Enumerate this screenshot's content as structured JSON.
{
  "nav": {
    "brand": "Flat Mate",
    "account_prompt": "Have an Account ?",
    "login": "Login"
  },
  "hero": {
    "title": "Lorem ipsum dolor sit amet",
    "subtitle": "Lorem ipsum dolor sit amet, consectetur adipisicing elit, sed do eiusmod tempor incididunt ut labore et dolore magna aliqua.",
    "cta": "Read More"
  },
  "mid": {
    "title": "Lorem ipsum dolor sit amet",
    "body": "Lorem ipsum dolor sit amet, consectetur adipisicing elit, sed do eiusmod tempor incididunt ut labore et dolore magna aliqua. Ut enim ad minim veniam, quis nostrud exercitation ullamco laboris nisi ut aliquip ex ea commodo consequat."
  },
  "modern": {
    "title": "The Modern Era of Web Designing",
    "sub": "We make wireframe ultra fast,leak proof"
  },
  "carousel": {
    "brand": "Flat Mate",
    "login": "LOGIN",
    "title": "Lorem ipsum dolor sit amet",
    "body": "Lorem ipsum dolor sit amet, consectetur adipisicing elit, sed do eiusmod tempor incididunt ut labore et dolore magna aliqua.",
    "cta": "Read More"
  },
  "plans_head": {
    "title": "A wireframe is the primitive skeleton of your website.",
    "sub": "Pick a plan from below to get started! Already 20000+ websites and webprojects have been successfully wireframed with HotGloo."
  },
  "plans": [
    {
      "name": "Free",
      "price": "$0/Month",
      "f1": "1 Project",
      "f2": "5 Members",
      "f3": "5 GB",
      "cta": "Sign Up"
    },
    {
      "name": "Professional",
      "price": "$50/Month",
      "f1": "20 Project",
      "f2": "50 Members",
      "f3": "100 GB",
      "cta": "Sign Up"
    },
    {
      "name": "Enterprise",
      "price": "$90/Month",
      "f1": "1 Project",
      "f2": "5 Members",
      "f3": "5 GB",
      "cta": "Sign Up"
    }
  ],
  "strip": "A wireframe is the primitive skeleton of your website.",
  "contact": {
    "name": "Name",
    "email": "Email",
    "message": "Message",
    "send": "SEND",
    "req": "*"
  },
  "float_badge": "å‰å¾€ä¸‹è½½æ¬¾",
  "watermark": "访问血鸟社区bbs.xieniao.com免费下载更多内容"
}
*-*-*
**Exercise brief:** Among the entries above, how many lines include the word "tempor"? Give the number with no comment.

**Full response:** 3